Exercise description | Search the listing below for the string "text" and copy every line where it occurs.

Provided information |
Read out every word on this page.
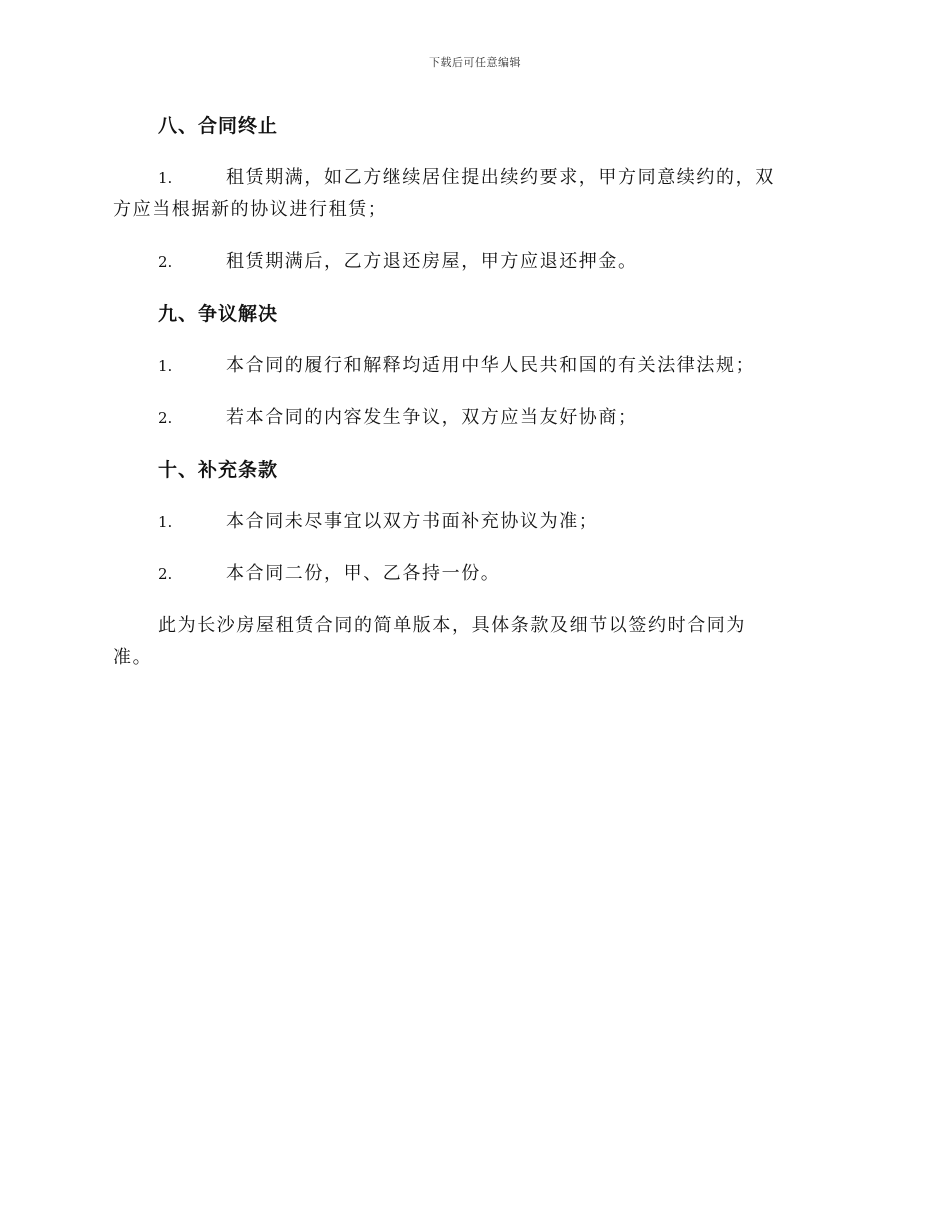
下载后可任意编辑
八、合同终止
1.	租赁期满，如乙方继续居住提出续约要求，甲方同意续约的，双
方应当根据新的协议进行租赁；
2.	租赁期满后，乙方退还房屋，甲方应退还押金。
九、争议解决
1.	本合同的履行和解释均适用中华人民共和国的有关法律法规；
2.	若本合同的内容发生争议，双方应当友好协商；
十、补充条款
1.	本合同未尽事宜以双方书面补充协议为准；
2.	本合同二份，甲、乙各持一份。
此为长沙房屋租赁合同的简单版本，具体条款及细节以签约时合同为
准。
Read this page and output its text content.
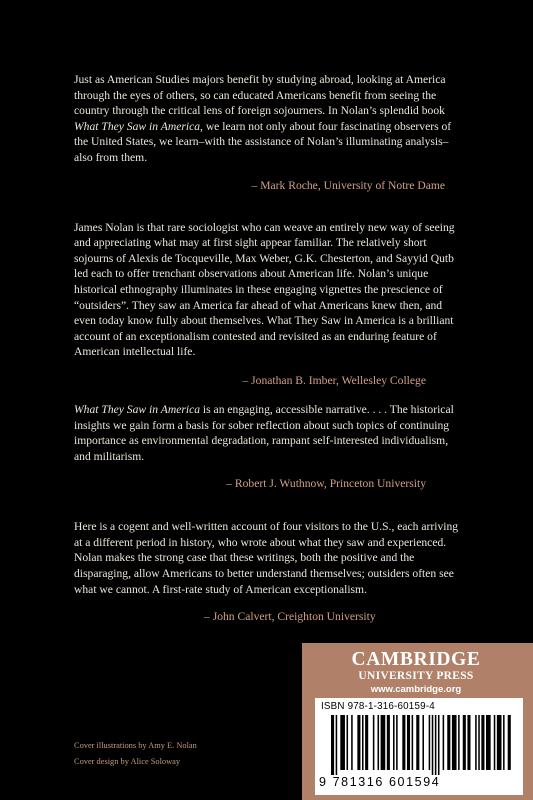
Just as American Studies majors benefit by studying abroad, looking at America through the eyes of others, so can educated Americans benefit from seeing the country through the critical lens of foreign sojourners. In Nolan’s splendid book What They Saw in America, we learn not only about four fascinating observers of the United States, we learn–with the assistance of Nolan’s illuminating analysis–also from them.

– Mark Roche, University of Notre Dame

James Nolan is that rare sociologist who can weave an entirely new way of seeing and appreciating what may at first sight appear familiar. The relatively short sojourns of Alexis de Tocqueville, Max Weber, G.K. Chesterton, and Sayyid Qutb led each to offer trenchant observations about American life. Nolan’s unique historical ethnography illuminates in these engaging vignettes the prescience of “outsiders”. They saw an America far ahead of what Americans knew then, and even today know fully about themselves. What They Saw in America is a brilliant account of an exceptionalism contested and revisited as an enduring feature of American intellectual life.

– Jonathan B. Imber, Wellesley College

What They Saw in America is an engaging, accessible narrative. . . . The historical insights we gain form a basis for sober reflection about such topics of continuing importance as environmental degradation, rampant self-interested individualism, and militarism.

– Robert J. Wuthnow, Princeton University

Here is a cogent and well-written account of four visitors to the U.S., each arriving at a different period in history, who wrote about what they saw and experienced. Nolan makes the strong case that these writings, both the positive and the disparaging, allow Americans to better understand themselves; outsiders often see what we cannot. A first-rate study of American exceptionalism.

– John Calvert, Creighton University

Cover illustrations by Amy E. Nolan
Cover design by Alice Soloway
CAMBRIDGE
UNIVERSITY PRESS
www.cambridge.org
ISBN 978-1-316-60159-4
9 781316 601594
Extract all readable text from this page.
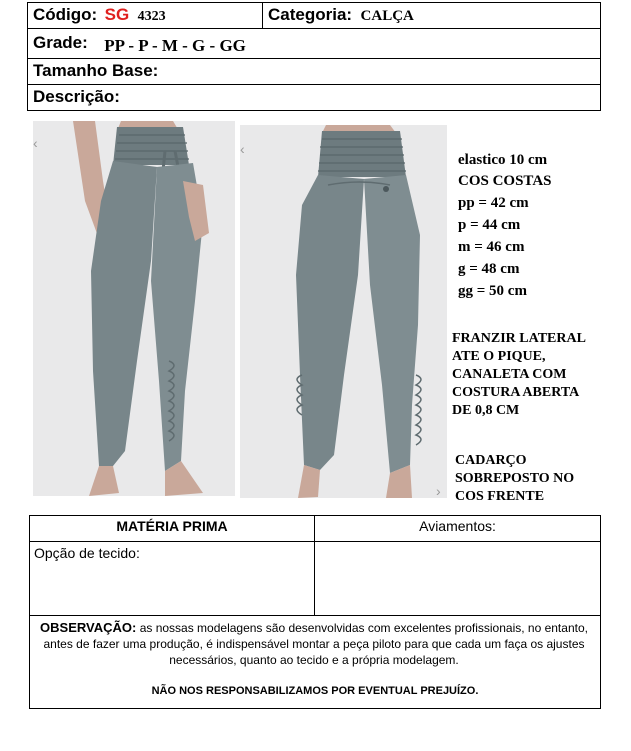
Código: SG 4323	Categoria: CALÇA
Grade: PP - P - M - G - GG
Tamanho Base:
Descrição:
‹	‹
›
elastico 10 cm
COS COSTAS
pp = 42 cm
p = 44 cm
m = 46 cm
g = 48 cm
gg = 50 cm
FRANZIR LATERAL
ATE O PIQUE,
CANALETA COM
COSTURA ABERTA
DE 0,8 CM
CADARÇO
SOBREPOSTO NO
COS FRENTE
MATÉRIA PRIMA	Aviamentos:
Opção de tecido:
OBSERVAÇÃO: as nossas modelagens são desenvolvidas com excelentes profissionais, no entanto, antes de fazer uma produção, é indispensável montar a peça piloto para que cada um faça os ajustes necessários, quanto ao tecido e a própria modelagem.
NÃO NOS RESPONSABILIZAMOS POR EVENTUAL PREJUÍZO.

Full solution |
Read this page and output its text content.
Extract all readable text from this page.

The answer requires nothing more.